WORK INSTRUCTIONS: From the listing below, extract each line containing the string "this".

AVAILABLE DATA:
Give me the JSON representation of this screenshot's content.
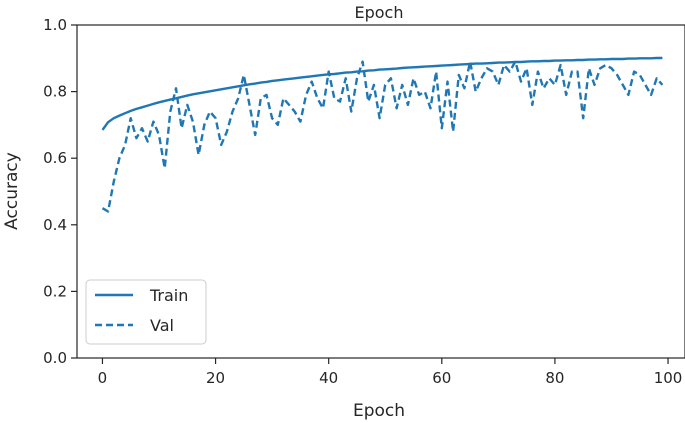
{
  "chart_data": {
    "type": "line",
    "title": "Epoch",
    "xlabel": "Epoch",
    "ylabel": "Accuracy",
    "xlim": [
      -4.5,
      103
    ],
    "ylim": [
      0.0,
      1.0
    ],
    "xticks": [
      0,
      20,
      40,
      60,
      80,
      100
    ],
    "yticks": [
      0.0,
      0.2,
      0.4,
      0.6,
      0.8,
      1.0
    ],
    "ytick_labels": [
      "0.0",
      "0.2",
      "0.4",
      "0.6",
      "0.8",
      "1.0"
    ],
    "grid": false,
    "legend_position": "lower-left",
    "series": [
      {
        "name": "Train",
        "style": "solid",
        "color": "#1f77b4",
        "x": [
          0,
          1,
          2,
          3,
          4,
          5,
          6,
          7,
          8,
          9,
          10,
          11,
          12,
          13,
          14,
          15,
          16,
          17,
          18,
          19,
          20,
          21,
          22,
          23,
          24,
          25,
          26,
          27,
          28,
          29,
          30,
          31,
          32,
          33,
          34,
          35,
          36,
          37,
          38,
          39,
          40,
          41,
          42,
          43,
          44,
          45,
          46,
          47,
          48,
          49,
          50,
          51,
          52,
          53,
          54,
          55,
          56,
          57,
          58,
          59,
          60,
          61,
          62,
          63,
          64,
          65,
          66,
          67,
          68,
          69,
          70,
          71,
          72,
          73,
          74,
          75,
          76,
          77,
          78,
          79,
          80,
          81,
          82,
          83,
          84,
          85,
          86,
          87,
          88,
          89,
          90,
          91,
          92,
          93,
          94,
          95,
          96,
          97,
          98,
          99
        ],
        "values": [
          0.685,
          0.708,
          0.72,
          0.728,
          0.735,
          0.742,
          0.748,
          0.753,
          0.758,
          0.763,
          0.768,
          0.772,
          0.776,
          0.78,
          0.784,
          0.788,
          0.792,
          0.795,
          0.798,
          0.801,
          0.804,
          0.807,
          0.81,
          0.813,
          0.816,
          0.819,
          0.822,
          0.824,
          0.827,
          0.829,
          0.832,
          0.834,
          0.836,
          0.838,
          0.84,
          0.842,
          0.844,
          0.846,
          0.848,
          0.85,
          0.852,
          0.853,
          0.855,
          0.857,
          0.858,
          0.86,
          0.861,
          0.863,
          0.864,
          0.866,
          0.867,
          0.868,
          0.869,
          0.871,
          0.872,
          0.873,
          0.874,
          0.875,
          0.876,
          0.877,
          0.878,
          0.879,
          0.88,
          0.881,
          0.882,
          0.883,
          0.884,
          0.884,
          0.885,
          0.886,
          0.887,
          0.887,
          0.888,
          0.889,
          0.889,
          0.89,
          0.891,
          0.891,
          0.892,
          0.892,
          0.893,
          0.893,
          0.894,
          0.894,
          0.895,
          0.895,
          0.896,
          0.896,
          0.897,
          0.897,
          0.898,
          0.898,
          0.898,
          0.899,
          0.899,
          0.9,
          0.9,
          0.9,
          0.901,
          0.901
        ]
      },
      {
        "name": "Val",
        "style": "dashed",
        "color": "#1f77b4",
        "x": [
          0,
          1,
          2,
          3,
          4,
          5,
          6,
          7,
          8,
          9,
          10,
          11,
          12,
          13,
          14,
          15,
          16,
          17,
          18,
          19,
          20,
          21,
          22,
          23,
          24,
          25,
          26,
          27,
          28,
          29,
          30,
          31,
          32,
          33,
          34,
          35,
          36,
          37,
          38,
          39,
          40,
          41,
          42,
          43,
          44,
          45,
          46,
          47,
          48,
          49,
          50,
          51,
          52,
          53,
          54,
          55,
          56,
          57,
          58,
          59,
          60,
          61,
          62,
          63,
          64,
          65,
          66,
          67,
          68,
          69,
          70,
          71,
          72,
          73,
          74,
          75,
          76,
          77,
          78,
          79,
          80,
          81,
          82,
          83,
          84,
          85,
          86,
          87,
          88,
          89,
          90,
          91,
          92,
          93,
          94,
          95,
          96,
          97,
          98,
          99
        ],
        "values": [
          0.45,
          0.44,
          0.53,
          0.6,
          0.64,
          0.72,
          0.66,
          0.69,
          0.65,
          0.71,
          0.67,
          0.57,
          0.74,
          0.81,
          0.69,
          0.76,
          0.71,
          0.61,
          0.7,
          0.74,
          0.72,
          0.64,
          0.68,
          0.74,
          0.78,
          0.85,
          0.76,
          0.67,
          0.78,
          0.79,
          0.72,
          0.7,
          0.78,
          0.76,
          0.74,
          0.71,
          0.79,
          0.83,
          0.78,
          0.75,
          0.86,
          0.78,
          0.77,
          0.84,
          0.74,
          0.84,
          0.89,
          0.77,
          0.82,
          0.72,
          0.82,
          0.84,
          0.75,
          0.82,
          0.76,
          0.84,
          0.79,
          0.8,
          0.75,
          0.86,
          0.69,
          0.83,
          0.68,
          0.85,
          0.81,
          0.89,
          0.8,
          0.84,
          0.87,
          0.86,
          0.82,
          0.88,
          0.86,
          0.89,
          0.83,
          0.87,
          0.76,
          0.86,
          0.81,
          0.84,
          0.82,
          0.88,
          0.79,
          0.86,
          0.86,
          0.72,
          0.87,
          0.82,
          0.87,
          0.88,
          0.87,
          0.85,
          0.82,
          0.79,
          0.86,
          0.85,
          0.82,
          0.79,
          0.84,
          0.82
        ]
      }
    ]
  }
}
==
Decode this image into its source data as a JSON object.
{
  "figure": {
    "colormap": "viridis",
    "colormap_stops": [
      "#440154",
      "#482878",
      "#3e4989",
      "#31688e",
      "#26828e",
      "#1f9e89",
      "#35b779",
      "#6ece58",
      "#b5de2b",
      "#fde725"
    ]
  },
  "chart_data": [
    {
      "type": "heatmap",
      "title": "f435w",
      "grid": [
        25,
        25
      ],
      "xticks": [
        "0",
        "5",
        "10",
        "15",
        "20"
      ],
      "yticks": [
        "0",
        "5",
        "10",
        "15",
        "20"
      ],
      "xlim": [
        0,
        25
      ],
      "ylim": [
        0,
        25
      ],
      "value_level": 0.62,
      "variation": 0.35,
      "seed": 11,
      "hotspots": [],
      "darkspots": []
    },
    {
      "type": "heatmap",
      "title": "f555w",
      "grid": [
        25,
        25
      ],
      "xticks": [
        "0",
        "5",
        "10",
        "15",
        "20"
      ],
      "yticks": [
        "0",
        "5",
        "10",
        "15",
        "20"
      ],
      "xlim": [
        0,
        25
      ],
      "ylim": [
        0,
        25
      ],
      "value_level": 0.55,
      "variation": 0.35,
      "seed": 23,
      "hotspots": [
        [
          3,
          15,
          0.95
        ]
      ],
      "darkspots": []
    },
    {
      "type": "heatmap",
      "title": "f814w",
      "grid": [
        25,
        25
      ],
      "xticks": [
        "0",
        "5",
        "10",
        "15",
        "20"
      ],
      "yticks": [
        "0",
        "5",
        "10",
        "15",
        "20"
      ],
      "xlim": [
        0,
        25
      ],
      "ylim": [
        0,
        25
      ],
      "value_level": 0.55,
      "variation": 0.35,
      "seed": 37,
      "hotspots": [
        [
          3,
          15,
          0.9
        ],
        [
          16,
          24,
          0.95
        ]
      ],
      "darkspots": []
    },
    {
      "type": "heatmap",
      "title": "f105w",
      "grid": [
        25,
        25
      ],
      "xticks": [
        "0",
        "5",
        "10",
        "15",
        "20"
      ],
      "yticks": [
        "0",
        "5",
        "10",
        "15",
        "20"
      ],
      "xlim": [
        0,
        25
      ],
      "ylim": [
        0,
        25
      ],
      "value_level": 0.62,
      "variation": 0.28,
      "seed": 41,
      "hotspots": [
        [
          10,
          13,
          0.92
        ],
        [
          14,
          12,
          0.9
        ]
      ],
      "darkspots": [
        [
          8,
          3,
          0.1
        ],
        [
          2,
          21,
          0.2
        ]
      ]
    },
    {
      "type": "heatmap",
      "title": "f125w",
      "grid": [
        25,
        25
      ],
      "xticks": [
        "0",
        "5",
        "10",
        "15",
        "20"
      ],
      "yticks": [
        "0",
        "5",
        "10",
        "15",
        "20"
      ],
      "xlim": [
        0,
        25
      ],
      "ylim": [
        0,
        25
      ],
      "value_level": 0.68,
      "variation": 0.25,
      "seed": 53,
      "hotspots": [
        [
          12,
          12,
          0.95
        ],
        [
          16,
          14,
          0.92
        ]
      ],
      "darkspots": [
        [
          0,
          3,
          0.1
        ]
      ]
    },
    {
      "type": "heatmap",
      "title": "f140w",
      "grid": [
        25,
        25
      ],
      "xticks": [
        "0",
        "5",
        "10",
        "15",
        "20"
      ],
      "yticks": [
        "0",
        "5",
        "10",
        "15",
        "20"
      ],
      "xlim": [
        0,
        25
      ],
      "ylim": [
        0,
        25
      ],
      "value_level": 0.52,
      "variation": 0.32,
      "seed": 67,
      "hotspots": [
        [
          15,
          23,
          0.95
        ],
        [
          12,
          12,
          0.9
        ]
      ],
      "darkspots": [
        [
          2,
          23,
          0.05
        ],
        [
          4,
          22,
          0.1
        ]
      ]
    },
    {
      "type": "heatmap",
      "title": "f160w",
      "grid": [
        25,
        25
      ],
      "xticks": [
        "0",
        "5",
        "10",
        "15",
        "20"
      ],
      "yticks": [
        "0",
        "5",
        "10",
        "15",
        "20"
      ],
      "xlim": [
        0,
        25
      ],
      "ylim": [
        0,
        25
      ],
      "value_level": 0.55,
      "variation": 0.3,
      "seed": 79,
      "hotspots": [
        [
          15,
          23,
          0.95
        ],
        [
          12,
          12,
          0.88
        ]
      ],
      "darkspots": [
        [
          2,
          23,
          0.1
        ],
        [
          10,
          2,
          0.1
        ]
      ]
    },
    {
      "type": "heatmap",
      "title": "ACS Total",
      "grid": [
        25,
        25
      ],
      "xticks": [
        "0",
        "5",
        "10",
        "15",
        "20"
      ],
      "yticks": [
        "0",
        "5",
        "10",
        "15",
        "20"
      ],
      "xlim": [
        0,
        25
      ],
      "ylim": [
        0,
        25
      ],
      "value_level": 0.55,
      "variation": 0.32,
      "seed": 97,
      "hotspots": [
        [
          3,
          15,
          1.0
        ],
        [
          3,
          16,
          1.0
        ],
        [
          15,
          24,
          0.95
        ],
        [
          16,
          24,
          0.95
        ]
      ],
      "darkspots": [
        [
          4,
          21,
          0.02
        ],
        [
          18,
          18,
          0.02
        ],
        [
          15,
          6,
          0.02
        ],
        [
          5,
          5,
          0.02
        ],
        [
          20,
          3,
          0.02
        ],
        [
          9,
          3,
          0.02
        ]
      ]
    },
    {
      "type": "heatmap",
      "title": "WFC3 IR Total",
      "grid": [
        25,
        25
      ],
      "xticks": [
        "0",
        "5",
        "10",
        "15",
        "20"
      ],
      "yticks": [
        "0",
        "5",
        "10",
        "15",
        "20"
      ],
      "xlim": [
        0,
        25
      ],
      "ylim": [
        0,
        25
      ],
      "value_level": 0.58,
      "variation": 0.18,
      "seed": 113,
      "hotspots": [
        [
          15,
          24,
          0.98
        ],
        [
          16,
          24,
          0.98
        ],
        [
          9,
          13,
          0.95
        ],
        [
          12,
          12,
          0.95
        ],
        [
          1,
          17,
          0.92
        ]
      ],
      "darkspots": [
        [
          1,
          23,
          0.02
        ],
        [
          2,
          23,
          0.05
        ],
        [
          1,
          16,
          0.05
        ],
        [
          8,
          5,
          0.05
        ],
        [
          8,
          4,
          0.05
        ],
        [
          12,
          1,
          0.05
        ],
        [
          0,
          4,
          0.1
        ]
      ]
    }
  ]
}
* * *
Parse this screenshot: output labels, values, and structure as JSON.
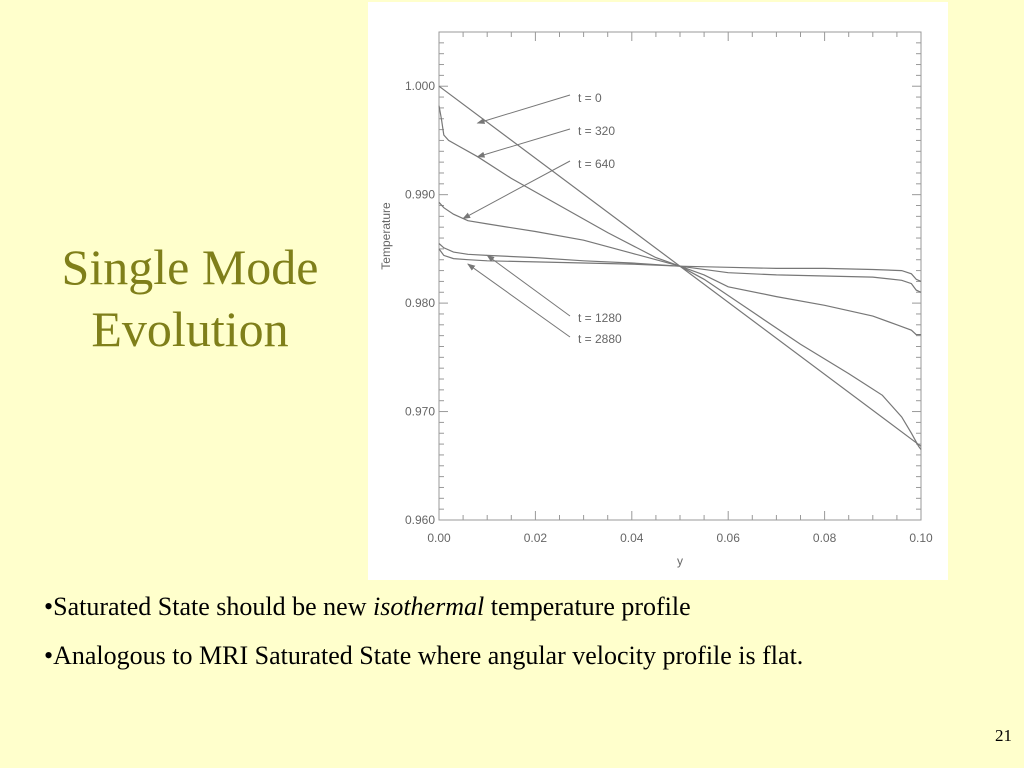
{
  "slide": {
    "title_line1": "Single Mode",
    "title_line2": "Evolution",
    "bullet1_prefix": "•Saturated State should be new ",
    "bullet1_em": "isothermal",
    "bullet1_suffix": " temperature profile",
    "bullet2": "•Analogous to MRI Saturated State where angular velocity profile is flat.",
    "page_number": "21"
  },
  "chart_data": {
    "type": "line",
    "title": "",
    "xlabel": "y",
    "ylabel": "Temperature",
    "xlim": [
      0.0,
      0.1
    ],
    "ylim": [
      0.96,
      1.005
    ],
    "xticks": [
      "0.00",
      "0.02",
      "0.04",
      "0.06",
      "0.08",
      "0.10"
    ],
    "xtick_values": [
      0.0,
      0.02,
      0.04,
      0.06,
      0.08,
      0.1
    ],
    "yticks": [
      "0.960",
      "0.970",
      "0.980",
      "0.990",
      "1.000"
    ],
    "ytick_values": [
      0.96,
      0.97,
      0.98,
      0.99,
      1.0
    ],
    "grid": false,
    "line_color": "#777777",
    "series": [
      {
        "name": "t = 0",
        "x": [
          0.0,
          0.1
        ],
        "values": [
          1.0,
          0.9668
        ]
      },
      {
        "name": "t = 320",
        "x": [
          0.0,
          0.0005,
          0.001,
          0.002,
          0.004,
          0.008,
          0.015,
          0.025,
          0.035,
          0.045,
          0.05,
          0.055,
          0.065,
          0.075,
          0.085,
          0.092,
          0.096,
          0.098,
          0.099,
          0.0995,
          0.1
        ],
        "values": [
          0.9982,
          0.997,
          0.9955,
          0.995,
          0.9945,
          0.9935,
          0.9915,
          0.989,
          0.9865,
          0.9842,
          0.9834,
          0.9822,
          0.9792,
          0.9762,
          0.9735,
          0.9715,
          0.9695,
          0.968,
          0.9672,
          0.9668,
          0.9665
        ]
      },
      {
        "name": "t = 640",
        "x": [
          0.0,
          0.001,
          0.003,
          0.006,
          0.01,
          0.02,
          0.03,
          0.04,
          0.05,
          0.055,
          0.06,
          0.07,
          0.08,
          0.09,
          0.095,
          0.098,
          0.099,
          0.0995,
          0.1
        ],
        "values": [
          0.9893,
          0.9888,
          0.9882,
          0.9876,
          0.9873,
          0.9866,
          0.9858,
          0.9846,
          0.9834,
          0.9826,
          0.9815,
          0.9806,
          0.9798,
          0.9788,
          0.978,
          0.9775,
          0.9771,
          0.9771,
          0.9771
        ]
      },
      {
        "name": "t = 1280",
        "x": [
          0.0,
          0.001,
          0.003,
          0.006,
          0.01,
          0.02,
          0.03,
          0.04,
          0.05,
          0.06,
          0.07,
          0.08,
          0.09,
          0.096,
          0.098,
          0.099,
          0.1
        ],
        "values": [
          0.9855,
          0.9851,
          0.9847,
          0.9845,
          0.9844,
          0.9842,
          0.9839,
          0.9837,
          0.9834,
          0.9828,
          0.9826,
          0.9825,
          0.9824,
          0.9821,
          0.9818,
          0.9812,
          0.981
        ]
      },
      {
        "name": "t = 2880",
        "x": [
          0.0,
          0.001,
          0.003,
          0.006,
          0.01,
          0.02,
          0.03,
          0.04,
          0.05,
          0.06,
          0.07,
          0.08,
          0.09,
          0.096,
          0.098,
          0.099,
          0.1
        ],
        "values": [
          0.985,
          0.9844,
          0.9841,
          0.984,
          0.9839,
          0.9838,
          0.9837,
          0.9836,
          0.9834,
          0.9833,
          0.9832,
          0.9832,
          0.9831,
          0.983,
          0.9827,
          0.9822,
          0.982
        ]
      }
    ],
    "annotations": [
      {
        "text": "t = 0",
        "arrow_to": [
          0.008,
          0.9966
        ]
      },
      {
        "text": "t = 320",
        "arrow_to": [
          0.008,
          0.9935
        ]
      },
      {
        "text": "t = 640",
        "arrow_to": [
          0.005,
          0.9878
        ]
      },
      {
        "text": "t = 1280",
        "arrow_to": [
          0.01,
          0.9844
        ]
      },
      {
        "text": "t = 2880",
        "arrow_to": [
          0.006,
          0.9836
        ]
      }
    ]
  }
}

TASK ANSWER:
Give me the JSON representation of this screenshot's content.
Decode this image into its source data as a JSON object.
Parse this screenshot: output labels, values, and structure as JSON.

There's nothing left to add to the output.